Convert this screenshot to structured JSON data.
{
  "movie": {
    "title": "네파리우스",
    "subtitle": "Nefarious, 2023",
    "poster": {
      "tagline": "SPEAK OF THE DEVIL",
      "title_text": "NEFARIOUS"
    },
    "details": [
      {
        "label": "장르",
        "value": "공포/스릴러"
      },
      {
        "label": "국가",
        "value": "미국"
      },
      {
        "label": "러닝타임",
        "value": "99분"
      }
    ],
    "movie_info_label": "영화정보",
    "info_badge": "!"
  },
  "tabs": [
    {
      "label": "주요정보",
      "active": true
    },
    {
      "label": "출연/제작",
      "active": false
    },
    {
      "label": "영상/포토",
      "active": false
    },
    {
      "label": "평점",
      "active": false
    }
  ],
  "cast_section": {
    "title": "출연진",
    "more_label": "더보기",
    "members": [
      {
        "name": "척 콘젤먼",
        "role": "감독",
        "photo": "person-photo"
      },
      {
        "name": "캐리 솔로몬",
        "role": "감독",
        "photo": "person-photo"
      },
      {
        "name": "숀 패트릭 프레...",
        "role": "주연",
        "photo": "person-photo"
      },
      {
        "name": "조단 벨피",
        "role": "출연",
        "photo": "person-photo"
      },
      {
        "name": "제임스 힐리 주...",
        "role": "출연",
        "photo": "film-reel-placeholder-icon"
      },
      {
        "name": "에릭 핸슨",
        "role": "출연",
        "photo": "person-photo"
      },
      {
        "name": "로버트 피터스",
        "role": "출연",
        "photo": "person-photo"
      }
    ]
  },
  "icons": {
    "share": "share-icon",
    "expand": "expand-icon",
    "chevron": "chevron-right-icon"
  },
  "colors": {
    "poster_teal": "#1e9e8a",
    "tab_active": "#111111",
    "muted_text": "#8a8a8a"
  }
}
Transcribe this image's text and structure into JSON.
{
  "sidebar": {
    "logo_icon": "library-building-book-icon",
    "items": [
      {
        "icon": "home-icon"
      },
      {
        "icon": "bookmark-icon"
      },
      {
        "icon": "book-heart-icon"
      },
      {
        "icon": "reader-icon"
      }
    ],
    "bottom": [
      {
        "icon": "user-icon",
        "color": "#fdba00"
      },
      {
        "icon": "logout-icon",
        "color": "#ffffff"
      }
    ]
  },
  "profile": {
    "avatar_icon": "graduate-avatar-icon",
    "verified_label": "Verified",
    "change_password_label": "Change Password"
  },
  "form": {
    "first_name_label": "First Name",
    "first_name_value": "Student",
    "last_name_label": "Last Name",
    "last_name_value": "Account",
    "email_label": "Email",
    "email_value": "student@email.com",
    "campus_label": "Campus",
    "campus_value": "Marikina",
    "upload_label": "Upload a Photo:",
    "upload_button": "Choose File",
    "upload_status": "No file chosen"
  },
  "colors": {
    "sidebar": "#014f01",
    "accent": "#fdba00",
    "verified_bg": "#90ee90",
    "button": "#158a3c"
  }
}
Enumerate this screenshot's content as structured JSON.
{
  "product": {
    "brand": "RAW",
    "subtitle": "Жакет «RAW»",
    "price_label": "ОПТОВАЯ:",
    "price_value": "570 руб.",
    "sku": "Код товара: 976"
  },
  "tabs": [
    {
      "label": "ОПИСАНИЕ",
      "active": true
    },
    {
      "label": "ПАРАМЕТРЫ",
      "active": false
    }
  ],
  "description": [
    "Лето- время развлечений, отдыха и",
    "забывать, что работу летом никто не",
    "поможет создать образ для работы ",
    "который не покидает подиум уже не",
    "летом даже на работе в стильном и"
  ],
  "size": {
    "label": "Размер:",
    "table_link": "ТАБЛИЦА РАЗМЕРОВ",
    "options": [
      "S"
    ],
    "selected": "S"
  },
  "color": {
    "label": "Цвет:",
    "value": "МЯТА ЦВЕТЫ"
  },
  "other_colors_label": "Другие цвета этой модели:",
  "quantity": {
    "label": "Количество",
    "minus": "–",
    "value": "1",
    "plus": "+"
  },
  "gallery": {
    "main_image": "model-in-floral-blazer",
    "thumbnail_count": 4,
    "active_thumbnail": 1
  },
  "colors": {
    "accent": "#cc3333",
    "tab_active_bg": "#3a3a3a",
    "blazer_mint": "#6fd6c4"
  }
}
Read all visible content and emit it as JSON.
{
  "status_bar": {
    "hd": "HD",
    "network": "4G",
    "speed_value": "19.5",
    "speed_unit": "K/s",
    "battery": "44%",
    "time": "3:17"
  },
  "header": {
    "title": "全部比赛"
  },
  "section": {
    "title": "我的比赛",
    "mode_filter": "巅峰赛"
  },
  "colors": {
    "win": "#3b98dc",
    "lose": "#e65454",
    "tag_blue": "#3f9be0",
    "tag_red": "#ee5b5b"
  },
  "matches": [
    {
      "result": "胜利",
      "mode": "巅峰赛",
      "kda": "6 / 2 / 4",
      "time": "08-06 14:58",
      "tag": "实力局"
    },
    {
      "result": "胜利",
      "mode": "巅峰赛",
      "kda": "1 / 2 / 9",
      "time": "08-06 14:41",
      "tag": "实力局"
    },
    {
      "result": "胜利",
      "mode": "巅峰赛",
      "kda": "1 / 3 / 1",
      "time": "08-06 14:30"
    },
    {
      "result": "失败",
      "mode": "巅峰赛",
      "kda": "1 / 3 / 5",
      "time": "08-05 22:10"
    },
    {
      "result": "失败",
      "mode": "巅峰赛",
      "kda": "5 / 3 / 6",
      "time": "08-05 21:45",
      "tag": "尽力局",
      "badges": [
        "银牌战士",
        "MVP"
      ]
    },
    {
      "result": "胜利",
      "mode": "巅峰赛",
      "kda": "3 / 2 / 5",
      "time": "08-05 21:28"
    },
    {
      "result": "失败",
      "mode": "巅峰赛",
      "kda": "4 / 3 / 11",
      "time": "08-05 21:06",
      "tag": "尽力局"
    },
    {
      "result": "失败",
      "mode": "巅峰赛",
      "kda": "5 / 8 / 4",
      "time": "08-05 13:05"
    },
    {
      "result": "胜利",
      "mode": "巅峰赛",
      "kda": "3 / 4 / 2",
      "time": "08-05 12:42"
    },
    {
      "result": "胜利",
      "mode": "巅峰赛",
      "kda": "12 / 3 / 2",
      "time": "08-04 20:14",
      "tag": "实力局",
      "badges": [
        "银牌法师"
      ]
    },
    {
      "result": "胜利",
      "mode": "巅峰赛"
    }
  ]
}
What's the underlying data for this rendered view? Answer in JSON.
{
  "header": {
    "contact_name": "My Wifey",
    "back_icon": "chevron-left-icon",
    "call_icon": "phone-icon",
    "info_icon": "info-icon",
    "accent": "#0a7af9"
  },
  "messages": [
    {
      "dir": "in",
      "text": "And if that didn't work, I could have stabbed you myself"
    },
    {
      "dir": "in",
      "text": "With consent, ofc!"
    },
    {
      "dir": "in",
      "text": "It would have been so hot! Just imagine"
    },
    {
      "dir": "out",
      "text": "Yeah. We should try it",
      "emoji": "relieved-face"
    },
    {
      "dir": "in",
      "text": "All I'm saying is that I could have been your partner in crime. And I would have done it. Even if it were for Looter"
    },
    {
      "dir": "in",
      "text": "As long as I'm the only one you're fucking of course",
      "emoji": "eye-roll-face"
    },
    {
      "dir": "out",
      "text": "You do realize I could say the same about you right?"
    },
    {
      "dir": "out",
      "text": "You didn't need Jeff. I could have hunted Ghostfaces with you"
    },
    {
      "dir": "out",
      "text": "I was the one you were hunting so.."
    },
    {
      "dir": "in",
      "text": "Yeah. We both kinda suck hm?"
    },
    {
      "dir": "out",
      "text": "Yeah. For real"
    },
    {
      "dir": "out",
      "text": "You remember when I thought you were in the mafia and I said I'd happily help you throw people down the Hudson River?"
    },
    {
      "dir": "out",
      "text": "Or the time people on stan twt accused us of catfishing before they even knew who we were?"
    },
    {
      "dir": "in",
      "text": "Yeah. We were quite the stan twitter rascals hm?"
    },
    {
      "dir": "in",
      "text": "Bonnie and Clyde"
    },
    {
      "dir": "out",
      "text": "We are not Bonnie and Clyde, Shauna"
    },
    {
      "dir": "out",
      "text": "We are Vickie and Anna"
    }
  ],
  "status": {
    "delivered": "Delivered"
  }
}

======

# [AIM OF THE TASK]
For the listing above, identify each line bearing "didn".

# [TASK ANSWER]
      "text": "And if that didn't work, I could have stabbed you myself"
      "text": "You didn't need Jeff. I could have hunted Ghostfaces with you"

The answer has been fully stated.